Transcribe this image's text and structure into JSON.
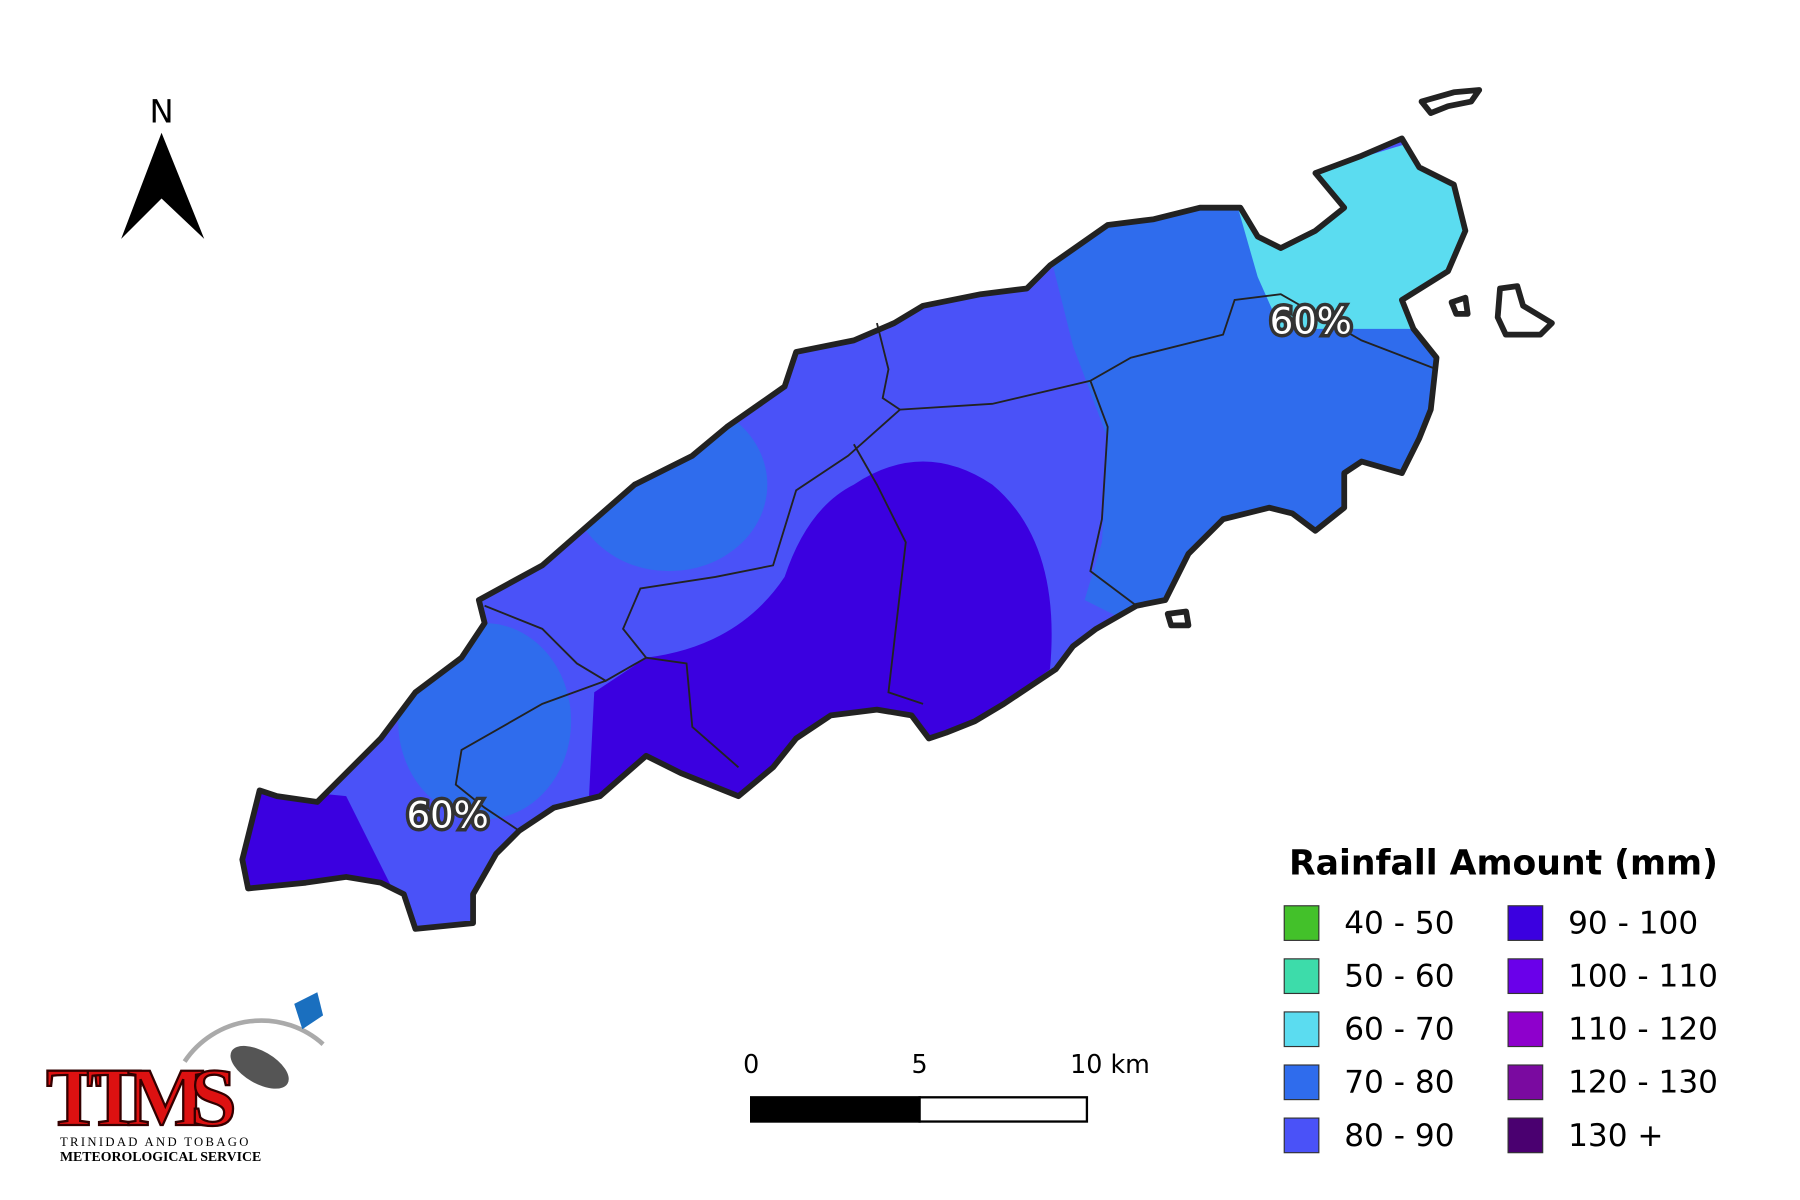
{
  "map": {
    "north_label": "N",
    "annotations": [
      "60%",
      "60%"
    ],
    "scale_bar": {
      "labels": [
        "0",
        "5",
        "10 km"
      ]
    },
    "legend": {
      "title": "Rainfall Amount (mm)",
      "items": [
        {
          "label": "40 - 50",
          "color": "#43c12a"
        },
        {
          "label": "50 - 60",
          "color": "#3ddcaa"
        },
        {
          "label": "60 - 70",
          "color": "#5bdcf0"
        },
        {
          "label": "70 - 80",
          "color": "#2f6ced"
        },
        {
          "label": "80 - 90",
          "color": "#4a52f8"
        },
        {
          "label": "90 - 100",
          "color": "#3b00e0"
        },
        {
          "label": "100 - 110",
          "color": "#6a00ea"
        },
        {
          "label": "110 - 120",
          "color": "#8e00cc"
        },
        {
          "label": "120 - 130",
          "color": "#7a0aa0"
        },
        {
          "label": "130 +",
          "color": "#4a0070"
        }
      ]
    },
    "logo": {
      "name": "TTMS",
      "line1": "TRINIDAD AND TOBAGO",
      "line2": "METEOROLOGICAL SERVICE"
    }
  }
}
####
■ What to produce ■
Can the entries above be repeated exactly, without their pictures?

■ The response ■
Transcribe this image's text and structure into JSON.
{
  "map": {
    "north_label": "N",
    "annotations": [
      "60%",
      "60%"
    ],
    "scale_bar": {
      "labels": [
        "0",
        "5",
        "10 km"
      ]
    },
    "legend": {
      "title": "Rainfall Amount (mm)",
      "items": [
        {
          "label": "40 - 50",
          "color": "#43c12a"
        },
        {
          "label": "50 - 60",
          "color": "#3ddcaa"
        },
        {
          "label": "60 - 70",
          "color": "#5bdcf0"
        },
        {
          "label": "70 - 80",
          "color": "#2f6ced"
        },
        {
          "label": "80 - 90",
          "color": "#4a52f8"
        },
        {
          "label": "90 - 100",
          "color": "#3b00e0"
        },
        {
          "label": "100 - 110",
          "color": "#6a00ea"
        },
        {
          "label": "110 - 120",
          "color": "#8e00cc"
        },
        {
          "label": "120 - 130",
          "color": "#7a0aa0"
        },
        {
          "label": "130 +",
          "color": "#4a0070"
        }
      ]
    },
    "logo": {
      "name": "TTMS",
      "line1": "TRINIDAD AND TOBAGO",
      "line2": "METEOROLOGICAL SERVICE"
    }
  }
}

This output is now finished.